Stated goal:
Every record must be written out once more, with nothing added or omitted.

[Records from a collection of figures]
---

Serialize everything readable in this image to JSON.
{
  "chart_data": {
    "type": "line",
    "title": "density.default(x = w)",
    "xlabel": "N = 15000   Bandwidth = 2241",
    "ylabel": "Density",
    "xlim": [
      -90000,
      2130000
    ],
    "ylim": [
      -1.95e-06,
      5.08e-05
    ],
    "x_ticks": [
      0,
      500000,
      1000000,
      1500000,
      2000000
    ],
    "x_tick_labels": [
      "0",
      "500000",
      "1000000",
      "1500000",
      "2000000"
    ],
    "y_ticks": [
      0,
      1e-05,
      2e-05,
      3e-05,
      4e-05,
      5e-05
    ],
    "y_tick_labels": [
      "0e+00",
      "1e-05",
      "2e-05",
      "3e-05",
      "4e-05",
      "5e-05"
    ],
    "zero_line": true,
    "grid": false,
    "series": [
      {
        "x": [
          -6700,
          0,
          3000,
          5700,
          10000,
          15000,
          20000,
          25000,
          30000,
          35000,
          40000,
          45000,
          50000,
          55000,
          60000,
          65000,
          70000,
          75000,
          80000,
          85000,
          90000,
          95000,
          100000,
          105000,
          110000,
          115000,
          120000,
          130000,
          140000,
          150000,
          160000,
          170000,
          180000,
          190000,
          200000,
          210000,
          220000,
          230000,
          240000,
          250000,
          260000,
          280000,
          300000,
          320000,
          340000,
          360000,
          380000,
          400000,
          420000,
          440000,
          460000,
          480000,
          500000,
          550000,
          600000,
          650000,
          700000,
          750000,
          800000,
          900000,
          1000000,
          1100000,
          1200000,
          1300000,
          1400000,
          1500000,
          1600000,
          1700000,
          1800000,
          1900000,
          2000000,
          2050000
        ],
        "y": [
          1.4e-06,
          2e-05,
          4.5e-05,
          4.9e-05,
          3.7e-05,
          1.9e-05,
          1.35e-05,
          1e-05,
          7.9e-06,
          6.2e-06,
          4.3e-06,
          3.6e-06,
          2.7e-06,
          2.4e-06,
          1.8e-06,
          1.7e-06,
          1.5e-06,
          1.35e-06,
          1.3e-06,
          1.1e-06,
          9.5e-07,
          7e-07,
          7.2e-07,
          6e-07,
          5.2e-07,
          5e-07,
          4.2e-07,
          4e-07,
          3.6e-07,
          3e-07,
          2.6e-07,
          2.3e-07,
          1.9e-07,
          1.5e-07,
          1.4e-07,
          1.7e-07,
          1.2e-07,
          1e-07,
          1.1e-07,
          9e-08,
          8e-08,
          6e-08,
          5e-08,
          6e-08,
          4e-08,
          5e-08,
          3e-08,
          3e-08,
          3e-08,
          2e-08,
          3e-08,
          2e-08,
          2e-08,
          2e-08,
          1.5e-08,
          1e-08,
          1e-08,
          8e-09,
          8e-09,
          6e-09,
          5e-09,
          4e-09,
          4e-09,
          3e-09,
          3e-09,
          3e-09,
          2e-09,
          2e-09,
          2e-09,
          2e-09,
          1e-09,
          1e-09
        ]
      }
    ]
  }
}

---

Output below:
Serialize everything readable in this image to JSON.
{
  "chart_data": {
    "type": "line",
    "title": "density.default(x = w)",
    "xlabel": "N = 15000   Bandwidth = 2241",
    "ylabel": "Density",
    "xlim": [
      -90000,
      2130000
    ],
    "ylim": [
      -1.95e-06,
      5.08e-05
    ],
    "x_ticks": [
      0,
      500000,
      1000000,
      1500000,
      2000000
    ],
    "x_tick_labels": [
      "0",
      "500000",
      "1000000",
      "1500000",
      "2000000"
    ],
    "y_ticks": [
      0,
      1e-05,
      2e-05,
      3e-05,
      4e-05,
      5e-05
    ],
    "y_tick_labels": [
      "0e+00",
      "1e-05",
      "2e-05",
      "3e-05",
      "4e-05",
      "5e-05"
    ],
    "zero_line": true,
    "grid": false,
    "series": [
      {
        "x": [
          -6700,
          0,
          3000,
          5700,
          10000,
          15000,
          20000,
          25000,
          30000,
          35000,
          40000,
          45000,
          50000,
          55000,
          60000,
          65000,
          70000,
          75000,
          80000,
          85000,
          90000,
          95000,
          100000,
          105000,
          110000,
          115000,
          120000,
          130000,
          140000,
          150000,
          160000,
          170000,
          180000,
          190000,
          200000,
          210000,
          220000,
          230000,
          240000,
          250000,
          260000,
          280000,
          300000,
          320000,
          340000,
          360000,
          380000,
          400000,
          420000,
          440000,
          460000,
          480000,
          500000,
          550000,
          600000,
          650000,
          700000,
          750000,
          800000,
          900000,
          1000000,
          1100000,
          1200000,
          1300000,
          1400000,
          1500000,
          1600000,
          1700000,
          1800000,
          1900000,
          2000000,
          2050000
        ],
        "y": [
          1.4e-06,
          2e-05,
          4.5e-05,
          4.9e-05,
          3.7e-05,
          1.9e-05,
          1.35e-05,
          1e-05,
          7.9e-06,
          6.2e-06,
          4.3e-06,
          3.6e-06,
          2.7e-06,
          2.4e-06,
          1.8e-06,
          1.7e-06,
          1.5e-06,
          1.35e-06,
          1.3e-06,
          1.1e-06,
          9.5e-07,
          7e-07,
          7.2e-07,
          6e-07,
          5.2e-07,
          5e-07,
          4.2e-07,
          4e-07,
          3.6e-07,
          3e-07,
          2.6e-07,
          2.3e-07,
          1.9e-07,
          1.5e-07,
          1.4e-07,
          1.7e-07,
          1.2e-07,
          1e-07,
          1.1e-07,
          9e-08,
          8e-08,
          6e-08,
          5e-08,
          6e-08,
          4e-08,
          5e-08,
          3e-08,
          3e-08,
          3e-08,
          2e-08,
          3e-08,
          2e-08,
          2e-08,
          2e-08,
          1.5e-08,
          1e-08,
          1e-08,
          8e-09,
          8e-09,
          6e-09,
          5e-09,
          4e-09,
          4e-09,
          3e-09,
          3e-09,
          3e-09,
          2e-09,
          2e-09,
          2e-09,
          2e-09,
          1e-09,
          1e-09
        ]
      }
    ]
  }
}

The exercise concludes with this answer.